[Excerpts from a figure dataset]
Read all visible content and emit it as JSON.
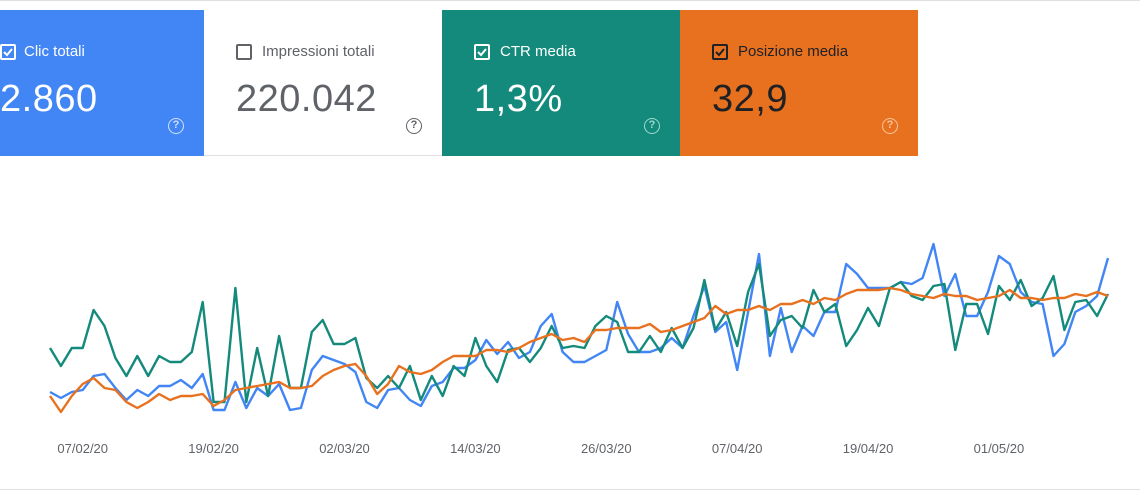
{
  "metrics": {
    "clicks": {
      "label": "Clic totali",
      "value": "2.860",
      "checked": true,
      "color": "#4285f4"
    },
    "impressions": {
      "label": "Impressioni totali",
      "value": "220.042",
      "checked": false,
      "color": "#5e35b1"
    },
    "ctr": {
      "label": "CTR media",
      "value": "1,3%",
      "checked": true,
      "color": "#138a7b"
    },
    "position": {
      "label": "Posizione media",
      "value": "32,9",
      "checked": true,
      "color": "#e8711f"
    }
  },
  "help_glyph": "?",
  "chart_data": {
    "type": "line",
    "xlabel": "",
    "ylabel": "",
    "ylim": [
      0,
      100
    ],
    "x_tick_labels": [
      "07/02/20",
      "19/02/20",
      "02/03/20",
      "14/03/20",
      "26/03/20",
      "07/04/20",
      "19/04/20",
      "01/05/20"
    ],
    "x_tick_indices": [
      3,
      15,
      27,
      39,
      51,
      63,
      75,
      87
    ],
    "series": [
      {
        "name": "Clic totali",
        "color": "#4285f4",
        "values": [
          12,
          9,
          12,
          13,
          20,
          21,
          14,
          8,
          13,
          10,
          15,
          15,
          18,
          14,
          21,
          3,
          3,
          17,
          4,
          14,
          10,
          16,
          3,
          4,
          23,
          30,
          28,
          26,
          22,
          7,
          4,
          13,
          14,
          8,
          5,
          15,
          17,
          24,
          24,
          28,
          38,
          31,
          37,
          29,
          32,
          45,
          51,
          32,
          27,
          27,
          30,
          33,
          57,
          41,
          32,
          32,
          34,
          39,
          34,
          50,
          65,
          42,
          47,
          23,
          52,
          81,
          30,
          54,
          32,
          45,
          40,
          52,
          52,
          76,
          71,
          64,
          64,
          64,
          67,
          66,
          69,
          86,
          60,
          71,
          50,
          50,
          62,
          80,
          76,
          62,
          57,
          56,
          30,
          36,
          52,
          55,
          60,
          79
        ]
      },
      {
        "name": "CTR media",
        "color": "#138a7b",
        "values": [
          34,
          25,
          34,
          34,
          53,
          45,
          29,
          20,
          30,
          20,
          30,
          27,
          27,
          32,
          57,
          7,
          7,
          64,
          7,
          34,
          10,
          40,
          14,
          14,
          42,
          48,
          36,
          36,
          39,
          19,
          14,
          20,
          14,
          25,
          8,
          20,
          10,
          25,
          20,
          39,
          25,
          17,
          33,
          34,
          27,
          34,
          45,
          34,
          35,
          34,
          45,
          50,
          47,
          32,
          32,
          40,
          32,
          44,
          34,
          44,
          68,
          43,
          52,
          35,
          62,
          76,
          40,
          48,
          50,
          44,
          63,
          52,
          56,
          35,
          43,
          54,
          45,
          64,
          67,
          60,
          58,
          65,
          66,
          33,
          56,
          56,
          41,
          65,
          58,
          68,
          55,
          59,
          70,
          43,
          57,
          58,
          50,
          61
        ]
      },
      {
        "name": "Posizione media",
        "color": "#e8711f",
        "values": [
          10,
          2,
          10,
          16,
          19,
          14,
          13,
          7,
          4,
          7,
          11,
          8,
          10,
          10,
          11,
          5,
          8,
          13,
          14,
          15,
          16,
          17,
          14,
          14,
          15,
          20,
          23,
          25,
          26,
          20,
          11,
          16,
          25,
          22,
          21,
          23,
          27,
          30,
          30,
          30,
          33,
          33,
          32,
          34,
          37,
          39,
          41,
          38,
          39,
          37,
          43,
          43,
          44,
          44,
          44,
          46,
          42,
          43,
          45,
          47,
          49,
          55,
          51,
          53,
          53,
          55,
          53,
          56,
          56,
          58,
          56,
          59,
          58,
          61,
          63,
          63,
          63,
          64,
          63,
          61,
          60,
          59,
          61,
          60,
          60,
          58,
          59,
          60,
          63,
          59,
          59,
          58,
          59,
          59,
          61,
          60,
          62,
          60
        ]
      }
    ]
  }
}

==

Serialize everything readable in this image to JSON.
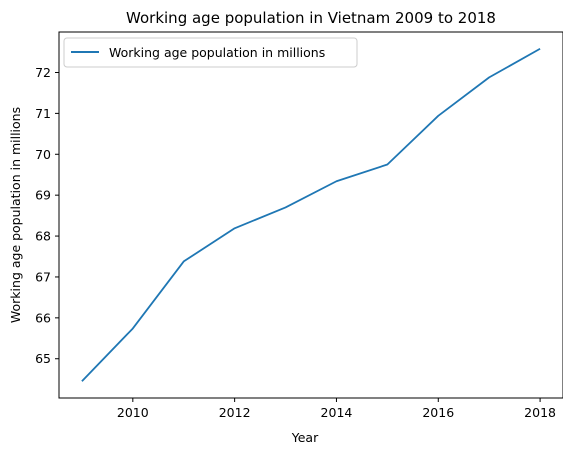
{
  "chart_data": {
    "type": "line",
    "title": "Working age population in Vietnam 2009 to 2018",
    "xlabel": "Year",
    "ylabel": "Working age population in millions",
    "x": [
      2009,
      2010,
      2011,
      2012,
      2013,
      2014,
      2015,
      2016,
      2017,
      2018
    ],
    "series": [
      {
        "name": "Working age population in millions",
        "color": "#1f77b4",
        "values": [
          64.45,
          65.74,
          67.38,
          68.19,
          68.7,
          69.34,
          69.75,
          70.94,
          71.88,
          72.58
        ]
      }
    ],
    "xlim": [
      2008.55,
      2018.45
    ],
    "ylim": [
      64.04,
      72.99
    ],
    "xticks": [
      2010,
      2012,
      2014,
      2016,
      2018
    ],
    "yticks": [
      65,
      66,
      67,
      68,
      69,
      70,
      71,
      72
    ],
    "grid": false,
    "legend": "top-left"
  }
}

→ EXERCISE DESCRIPTION
Copy out each line in the listing that has the word "name".

→ RESULT OF THIS TASK
        "name": "Clic totali",
        "name": "CTR media",
        "name": "Posizione media",
        "name": "Working age population in millions",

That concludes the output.